Here are records with pictures in them. Copy all of them exactly and leave the pictures out.

(Items from a dataset)
☆ ☆ ☆

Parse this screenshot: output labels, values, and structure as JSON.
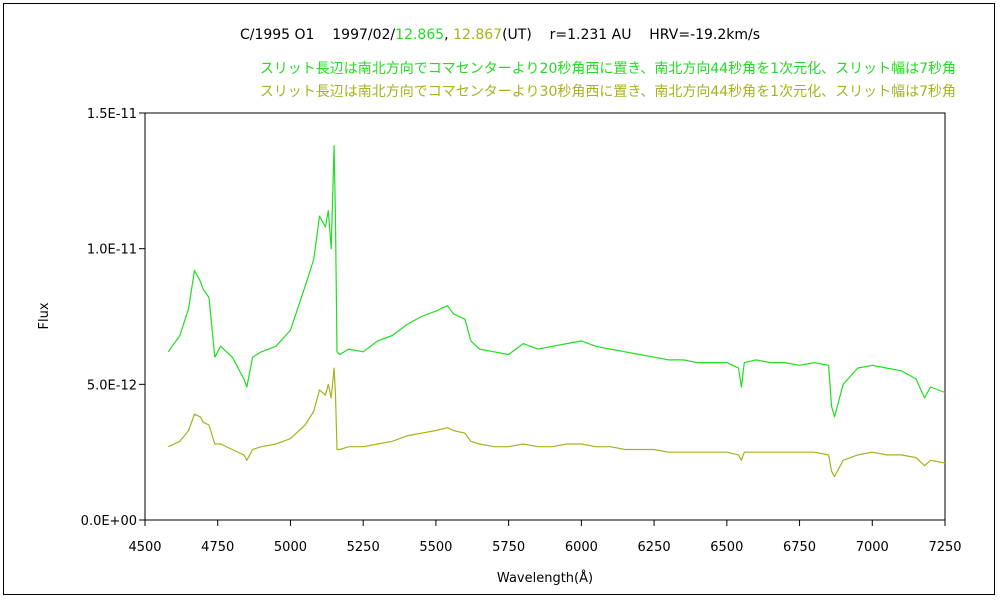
{
  "title": {
    "object": "C/1995 O1",
    "date_prefix": "1997/02/",
    "time1": "12.865",
    "sep": ", ",
    "time2": "12.867",
    "ut": "(UT)",
    "r": "r=1.231 AU",
    "hrv": "HRV=-19.2km/s"
  },
  "chart_data": {
    "type": "line",
    "xlabel": "Wavelength(Å)",
    "ylabel": "Flux",
    "xlim": [
      4500,
      7250
    ],
    "ylim": [
      0,
      1.5e-11
    ],
    "xticks": [
      4500,
      4750,
      5000,
      5250,
      5500,
      5750,
      6000,
      6250,
      6500,
      6750,
      7000,
      7250
    ],
    "yticks": [
      0,
      5e-12,
      1e-11,
      1.5e-11
    ],
    "ytick_labels": [
      "0.0E+00",
      "5.0E-12",
      "1.0E-11",
      "1.5E-11"
    ],
    "grid": false,
    "series": [
      {
        "name": "スリット長辺は南北方向でコマセンターより20秒角西に置き、南北方向44秒角を1次元化、スリット幅は7秒角",
        "color": "#22dd22",
        "x": [
          4580,
          4620,
          4650,
          4670,
          4690,
          4700,
          4720,
          4740,
          4760,
          4800,
          4840,
          4850,
          4870,
          4900,
          4950,
          5000,
          5050,
          5080,
          5100,
          5120,
          5130,
          5140,
          5150,
          5155,
          5160,
          5170,
          5200,
          5250,
          5300,
          5350,
          5400,
          5450,
          5500,
          5540,
          5560,
          5600,
          5620,
          5650,
          5700,
          5750,
          5800,
          5850,
          5900,
          5950,
          6000,
          6050,
          6100,
          6150,
          6200,
          6250,
          6300,
          6350,
          6400,
          6450,
          6500,
          6540,
          6550,
          6560,
          6600,
          6650,
          6700,
          6750,
          6800,
          6850,
          6860,
          6870,
          6900,
          6950,
          7000,
          7050,
          7100,
          7150,
          7180,
          7200,
          7250
        ],
        "y": [
          6.2e-12,
          6.8e-12,
          7.8e-12,
          9.2e-12,
          8.8e-12,
          8.5e-12,
          8.2e-12,
          6e-12,
          6.4e-12,
          6e-12,
          5.2e-12,
          4.9e-12,
          6e-12,
          6.2e-12,
          6.4e-12,
          7e-12,
          8.6e-12,
          9.6e-12,
          1.12e-11,
          1.08e-11,
          1.14e-11,
          1e-11,
          1.38e-11,
          1.1e-11,
          6.2e-12,
          6.1e-12,
          6.3e-12,
          6.2e-12,
          6.6e-12,
          6.8e-12,
          7.2e-12,
          7.5e-12,
          7.7e-12,
          7.9e-12,
          7.6e-12,
          7.4e-12,
          6.6e-12,
          6.3e-12,
          6.2e-12,
          6.1e-12,
          6.5e-12,
          6.3e-12,
          6.4e-12,
          6.5e-12,
          6.6e-12,
          6.4e-12,
          6.3e-12,
          6.2e-12,
          6.1e-12,
          6e-12,
          5.9e-12,
          5.9e-12,
          5.8e-12,
          5.8e-12,
          5.8e-12,
          5.6e-12,
          4.9e-12,
          5.8e-12,
          5.9e-12,
          5.8e-12,
          5.8e-12,
          5.7e-12,
          5.8e-12,
          5.7e-12,
          4.2e-12,
          3.8e-12,
          5e-12,
          5.6e-12,
          5.7e-12,
          5.6e-12,
          5.5e-12,
          5.2e-12,
          4.5e-12,
          4.9e-12,
          4.7e-12
        ]
      },
      {
        "name": "スリット長辺は南北方向でコマセンターより30秒角西に置き、南北方向44秒角を1次元化、スリット幅は7秒角",
        "color": "#a6b31b",
        "x": [
          4580,
          4620,
          4650,
          4670,
          4690,
          4700,
          4720,
          4740,
          4760,
          4800,
          4840,
          4850,
          4870,
          4900,
          4950,
          5000,
          5050,
          5080,
          5100,
          5120,
          5130,
          5140,
          5150,
          5155,
          5160,
          5170,
          5200,
          5250,
          5300,
          5350,
          5400,
          5450,
          5500,
          5540,
          5560,
          5600,
          5620,
          5650,
          5700,
          5750,
          5800,
          5850,
          5900,
          5950,
          6000,
          6050,
          6100,
          6150,
          6200,
          6250,
          6300,
          6350,
          6400,
          6450,
          6500,
          6540,
          6550,
          6560,
          6600,
          6650,
          6700,
          6750,
          6800,
          6850,
          6860,
          6870,
          6900,
          6950,
          7000,
          7050,
          7100,
          7150,
          7180,
          7200,
          7250
        ],
        "y": [
          2.7e-12,
          2.9e-12,
          3.3e-12,
          3.9e-12,
          3.8e-12,
          3.6e-12,
          3.5e-12,
          2.8e-12,
          2.8e-12,
          2.6e-12,
          2.4e-12,
          2.2e-12,
          2.6e-12,
          2.7e-12,
          2.8e-12,
          3e-12,
          3.5e-12,
          4e-12,
          4.8e-12,
          4.6e-12,
          5e-12,
          4.5e-12,
          5.6e-12,
          4.6e-12,
          2.6e-12,
          2.6e-12,
          2.7e-12,
          2.7e-12,
          2.8e-12,
          2.9e-12,
          3.1e-12,
          3.2e-12,
          3.3e-12,
          3.4e-12,
          3.3e-12,
          3.2e-12,
          2.9e-12,
          2.8e-12,
          2.7e-12,
          2.7e-12,
          2.8e-12,
          2.7e-12,
          2.7e-12,
          2.8e-12,
          2.8e-12,
          2.7e-12,
          2.7e-12,
          2.6e-12,
          2.6e-12,
          2.6e-12,
          2.5e-12,
          2.5e-12,
          2.5e-12,
          2.5e-12,
          2.5e-12,
          2.4e-12,
          2.2e-12,
          2.5e-12,
          2.5e-12,
          2.5e-12,
          2.5e-12,
          2.5e-12,
          2.5e-12,
          2.4e-12,
          1.8e-12,
          1.6e-12,
          2.2e-12,
          2.4e-12,
          2.5e-12,
          2.4e-12,
          2.4e-12,
          2.3e-12,
          2e-12,
          2.2e-12,
          2.1e-12
        ]
      }
    ]
  }
}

☆ ☆ ☆

* Response for this exercise
Parse this screenshot: output labels, values, and structure as JSON.
{
  "title": {
    "object": "C/1995 O1",
    "date_prefix": "1997/02/",
    "time1": "12.865",
    "sep": ", ",
    "time2": "12.867",
    "ut": "(UT)",
    "r": "r=1.231 AU",
    "hrv": "HRV=-19.2km/s"
  },
  "chart_data": {
    "type": "line",
    "xlabel": "Wavelength(Å)",
    "ylabel": "Flux",
    "xlim": [
      4500,
      7250
    ],
    "ylim": [
      0,
      1.5e-11
    ],
    "xticks": [
      4500,
      4750,
      5000,
      5250,
      5500,
      5750,
      6000,
      6250,
      6500,
      6750,
      7000,
      7250
    ],
    "yticks": [
      0,
      5e-12,
      1e-11,
      1.5e-11
    ],
    "ytick_labels": [
      "0.0E+00",
      "5.0E-12",
      "1.0E-11",
      "1.5E-11"
    ],
    "grid": false,
    "series": [
      {
        "name": "スリット長辺は南北方向でコマセンターより20秒角西に置き、南北方向44秒角を1次元化、スリット幅は7秒角",
        "color": "#22dd22",
        "x": [
          4580,
          4620,
          4650,
          4670,
          4690,
          4700,
          4720,
          4740,
          4760,
          4800,
          4840,
          4850,
          4870,
          4900,
          4950,
          5000,
          5050,
          5080,
          5100,
          5120,
          5130,
          5140,
          5150,
          5155,
          5160,
          5170,
          5200,
          5250,
          5300,
          5350,
          5400,
          5450,
          5500,
          5540,
          5560,
          5600,
          5620,
          5650,
          5700,
          5750,
          5800,
          5850,
          5900,
          5950,
          6000,
          6050,
          6100,
          6150,
          6200,
          6250,
          6300,
          6350,
          6400,
          6450,
          6500,
          6540,
          6550,
          6560,
          6600,
          6650,
          6700,
          6750,
          6800,
          6850,
          6860,
          6870,
          6900,
          6950,
          7000,
          7050,
          7100,
          7150,
          7180,
          7200,
          7250
        ],
        "y": [
          6.2e-12,
          6.8e-12,
          7.8e-12,
          9.2e-12,
          8.8e-12,
          8.5e-12,
          8.2e-12,
          6e-12,
          6.4e-12,
          6e-12,
          5.2e-12,
          4.9e-12,
          6e-12,
          6.2e-12,
          6.4e-12,
          7e-12,
          8.6e-12,
          9.6e-12,
          1.12e-11,
          1.08e-11,
          1.14e-11,
          1e-11,
          1.38e-11,
          1.1e-11,
          6.2e-12,
          6.1e-12,
          6.3e-12,
          6.2e-12,
          6.6e-12,
          6.8e-12,
          7.2e-12,
          7.5e-12,
          7.7e-12,
          7.9e-12,
          7.6e-12,
          7.4e-12,
          6.6e-12,
          6.3e-12,
          6.2e-12,
          6.1e-12,
          6.5e-12,
          6.3e-12,
          6.4e-12,
          6.5e-12,
          6.6e-12,
          6.4e-12,
          6.3e-12,
          6.2e-12,
          6.1e-12,
          6e-12,
          5.9e-12,
          5.9e-12,
          5.8e-12,
          5.8e-12,
          5.8e-12,
          5.6e-12,
          4.9e-12,
          5.8e-12,
          5.9e-12,
          5.8e-12,
          5.8e-12,
          5.7e-12,
          5.8e-12,
          5.7e-12,
          4.2e-12,
          3.8e-12,
          5e-12,
          5.6e-12,
          5.7e-12,
          5.6e-12,
          5.5e-12,
          5.2e-12,
          4.5e-12,
          4.9e-12,
          4.7e-12
        ]
      },
      {
        "name": "スリット長辺は南北方向でコマセンターより30秒角西に置き、南北方向44秒角を1次元化、スリット幅は7秒角",
        "color": "#a6b31b",
        "x": [
          4580,
          4620,
          4650,
          4670,
          4690,
          4700,
          4720,
          4740,
          4760,
          4800,
          4840,
          4850,
          4870,
          4900,
          4950,
          5000,
          5050,
          5080,
          5100,
          5120,
          5130,
          5140,
          5150,
          5155,
          5160,
          5170,
          5200,
          5250,
          5300,
          5350,
          5400,
          5450,
          5500,
          5540,
          5560,
          5600,
          5620,
          5650,
          5700,
          5750,
          5800,
          5850,
          5900,
          5950,
          6000,
          6050,
          6100,
          6150,
          6200,
          6250,
          6300,
          6350,
          6400,
          6450,
          6500,
          6540,
          6550,
          6560,
          6600,
          6650,
          6700,
          6750,
          6800,
          6850,
          6860,
          6870,
          6900,
          6950,
          7000,
          7050,
          7100,
          7150,
          7180,
          7200,
          7250
        ],
        "y": [
          2.7e-12,
          2.9e-12,
          3.3e-12,
          3.9e-12,
          3.8e-12,
          3.6e-12,
          3.5e-12,
          2.8e-12,
          2.8e-12,
          2.6e-12,
          2.4e-12,
          2.2e-12,
          2.6e-12,
          2.7e-12,
          2.8e-12,
          3e-12,
          3.5e-12,
          4e-12,
          4.8e-12,
          4.6e-12,
          5e-12,
          4.5e-12,
          5.6e-12,
          4.6e-12,
          2.6e-12,
          2.6e-12,
          2.7e-12,
          2.7e-12,
          2.8e-12,
          2.9e-12,
          3.1e-12,
          3.2e-12,
          3.3e-12,
          3.4e-12,
          3.3e-12,
          3.2e-12,
          2.9e-12,
          2.8e-12,
          2.7e-12,
          2.7e-12,
          2.8e-12,
          2.7e-12,
          2.7e-12,
          2.8e-12,
          2.8e-12,
          2.7e-12,
          2.7e-12,
          2.6e-12,
          2.6e-12,
          2.6e-12,
          2.5e-12,
          2.5e-12,
          2.5e-12,
          2.5e-12,
          2.5e-12,
          2.4e-12,
          2.2e-12,
          2.5e-12,
          2.5e-12,
          2.5e-12,
          2.5e-12,
          2.5e-12,
          2.5e-12,
          2.4e-12,
          1.8e-12,
          1.6e-12,
          2.2e-12,
          2.4e-12,
          2.5e-12,
          2.4e-12,
          2.4e-12,
          2.3e-12,
          2e-12,
          2.2e-12,
          2.1e-12
        ]
      }
    ]
  }
}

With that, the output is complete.